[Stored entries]
**********
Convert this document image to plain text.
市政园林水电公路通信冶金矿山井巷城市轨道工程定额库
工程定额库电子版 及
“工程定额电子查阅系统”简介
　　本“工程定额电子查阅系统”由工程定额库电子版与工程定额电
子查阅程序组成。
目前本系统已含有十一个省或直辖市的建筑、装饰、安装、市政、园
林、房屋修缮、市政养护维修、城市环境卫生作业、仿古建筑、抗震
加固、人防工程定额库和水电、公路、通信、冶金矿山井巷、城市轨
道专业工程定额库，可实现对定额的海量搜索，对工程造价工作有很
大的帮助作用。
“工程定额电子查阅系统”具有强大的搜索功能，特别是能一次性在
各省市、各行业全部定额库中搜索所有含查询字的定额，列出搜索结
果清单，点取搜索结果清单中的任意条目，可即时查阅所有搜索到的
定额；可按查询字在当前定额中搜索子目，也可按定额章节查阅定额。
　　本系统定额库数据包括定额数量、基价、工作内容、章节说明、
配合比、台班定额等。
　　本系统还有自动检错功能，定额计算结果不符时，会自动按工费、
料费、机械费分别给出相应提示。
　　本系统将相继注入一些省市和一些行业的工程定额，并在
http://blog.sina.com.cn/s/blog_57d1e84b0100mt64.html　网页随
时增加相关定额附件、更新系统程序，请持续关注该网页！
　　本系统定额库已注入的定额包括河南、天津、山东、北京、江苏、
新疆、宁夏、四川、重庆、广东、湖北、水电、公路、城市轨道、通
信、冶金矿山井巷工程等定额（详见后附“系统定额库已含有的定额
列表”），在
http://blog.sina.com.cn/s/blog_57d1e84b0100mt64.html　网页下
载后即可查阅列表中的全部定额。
**********
Pick out and copy every line that contains the word "blog".

Solution >>
http://blog.sina.com.cn/s/blog_57d1e84b0100mt64.html　网页随
http://blog.sina.com.cn/s/blog_57d1e84b0100mt64.html　网页下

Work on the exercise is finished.